TASK:
For each line that holds "Lake", copy the line out.

SUPPLIED RECORDS:
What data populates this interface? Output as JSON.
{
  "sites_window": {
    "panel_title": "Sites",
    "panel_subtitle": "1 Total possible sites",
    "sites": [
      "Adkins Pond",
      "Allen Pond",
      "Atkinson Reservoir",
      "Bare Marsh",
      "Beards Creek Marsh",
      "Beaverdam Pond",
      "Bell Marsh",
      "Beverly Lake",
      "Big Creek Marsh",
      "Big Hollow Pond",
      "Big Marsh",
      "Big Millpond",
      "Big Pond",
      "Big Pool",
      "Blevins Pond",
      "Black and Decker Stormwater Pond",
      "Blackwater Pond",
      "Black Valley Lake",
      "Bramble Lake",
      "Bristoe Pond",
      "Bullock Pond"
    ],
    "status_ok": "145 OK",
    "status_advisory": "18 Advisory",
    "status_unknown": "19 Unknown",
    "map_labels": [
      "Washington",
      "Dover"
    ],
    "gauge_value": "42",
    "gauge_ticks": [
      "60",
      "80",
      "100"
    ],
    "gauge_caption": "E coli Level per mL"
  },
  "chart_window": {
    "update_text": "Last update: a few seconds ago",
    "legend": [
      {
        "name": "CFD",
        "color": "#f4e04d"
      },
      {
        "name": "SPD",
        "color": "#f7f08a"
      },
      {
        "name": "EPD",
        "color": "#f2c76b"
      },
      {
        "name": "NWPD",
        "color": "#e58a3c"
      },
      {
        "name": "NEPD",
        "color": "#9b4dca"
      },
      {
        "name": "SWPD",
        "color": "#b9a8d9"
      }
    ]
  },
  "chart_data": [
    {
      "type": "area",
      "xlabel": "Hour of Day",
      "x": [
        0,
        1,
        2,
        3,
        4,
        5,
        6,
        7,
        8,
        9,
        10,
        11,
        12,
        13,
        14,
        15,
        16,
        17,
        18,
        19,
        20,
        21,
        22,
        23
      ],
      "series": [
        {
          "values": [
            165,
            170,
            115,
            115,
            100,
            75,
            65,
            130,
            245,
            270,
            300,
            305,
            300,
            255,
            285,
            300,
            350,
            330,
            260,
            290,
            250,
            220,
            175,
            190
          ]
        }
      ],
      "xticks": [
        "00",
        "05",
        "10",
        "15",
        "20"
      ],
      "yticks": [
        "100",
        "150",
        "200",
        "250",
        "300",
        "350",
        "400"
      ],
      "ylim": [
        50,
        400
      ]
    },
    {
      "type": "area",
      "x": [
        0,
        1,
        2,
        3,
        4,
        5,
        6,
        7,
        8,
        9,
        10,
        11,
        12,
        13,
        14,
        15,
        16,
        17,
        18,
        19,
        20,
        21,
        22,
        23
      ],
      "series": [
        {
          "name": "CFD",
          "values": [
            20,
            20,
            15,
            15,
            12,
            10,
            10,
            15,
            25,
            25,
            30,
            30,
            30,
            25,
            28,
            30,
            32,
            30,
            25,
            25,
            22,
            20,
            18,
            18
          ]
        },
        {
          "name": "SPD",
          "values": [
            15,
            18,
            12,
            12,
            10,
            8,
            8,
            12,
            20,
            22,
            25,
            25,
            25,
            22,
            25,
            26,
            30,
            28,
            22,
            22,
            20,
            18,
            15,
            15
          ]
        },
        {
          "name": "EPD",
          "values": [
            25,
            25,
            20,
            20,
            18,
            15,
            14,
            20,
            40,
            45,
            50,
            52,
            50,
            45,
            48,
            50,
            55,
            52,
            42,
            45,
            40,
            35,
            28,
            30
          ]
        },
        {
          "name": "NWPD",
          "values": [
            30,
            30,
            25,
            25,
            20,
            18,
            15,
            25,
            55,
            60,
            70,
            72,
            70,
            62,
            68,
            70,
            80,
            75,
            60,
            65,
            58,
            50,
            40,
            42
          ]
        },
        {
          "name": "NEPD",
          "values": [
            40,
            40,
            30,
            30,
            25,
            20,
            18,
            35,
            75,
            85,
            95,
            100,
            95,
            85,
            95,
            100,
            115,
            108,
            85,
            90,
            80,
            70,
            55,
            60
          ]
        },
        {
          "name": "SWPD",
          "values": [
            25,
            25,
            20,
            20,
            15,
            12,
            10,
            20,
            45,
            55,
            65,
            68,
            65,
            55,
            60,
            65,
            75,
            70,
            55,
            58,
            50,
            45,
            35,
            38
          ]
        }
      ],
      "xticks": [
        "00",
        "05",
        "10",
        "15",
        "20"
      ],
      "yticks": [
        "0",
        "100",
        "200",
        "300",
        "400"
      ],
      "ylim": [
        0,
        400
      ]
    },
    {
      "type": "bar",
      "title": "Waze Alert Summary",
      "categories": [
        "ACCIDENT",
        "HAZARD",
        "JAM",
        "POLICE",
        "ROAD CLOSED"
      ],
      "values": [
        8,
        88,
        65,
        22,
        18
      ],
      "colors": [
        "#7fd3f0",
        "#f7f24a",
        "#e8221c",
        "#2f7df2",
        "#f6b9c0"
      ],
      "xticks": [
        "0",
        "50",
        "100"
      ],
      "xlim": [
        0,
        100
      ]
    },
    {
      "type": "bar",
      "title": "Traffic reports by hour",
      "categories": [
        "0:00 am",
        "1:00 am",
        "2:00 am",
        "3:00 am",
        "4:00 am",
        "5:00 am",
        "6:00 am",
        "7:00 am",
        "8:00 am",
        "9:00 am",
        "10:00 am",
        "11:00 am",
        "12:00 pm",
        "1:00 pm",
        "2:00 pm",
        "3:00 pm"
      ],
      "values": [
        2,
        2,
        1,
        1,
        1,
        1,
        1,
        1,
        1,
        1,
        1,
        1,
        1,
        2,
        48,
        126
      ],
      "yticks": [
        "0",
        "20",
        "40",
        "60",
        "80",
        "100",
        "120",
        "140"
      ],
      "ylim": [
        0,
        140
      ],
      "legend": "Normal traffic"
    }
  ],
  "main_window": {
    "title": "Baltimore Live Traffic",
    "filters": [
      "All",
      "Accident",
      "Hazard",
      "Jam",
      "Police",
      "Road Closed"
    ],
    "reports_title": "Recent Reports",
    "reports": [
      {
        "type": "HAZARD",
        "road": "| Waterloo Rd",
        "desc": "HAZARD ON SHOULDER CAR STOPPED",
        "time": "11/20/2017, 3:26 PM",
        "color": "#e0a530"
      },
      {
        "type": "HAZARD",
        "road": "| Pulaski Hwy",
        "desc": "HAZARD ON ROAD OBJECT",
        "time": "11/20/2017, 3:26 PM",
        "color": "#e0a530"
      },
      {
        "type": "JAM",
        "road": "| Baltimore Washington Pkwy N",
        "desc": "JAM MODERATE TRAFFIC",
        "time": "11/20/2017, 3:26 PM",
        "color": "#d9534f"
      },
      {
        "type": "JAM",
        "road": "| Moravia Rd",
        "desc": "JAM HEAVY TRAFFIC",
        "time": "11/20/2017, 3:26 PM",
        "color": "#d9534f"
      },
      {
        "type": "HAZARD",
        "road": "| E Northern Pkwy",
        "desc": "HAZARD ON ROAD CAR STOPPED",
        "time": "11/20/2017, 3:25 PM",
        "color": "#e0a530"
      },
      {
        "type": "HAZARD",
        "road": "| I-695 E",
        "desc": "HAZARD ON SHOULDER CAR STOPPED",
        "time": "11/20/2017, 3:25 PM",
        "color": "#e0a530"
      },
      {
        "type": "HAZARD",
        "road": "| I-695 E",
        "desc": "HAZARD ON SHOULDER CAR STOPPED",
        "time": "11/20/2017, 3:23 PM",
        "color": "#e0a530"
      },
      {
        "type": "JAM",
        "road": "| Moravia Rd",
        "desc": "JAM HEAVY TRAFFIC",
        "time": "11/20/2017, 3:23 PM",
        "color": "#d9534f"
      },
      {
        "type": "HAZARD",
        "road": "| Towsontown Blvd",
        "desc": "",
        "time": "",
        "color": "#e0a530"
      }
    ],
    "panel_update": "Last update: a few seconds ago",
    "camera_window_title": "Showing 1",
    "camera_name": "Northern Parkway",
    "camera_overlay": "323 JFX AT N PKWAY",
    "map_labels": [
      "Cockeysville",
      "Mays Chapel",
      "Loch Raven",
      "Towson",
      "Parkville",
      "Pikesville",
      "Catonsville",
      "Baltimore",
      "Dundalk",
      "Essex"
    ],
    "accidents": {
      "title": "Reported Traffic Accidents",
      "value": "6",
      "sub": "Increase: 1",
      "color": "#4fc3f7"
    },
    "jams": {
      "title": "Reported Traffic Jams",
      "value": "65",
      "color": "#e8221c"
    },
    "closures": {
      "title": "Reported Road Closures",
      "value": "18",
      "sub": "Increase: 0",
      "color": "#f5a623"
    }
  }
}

RESULT OF THIS EXERCISE:
      "Beverly Lake",
      "Black Valley Lake",
      "Bramble Lake",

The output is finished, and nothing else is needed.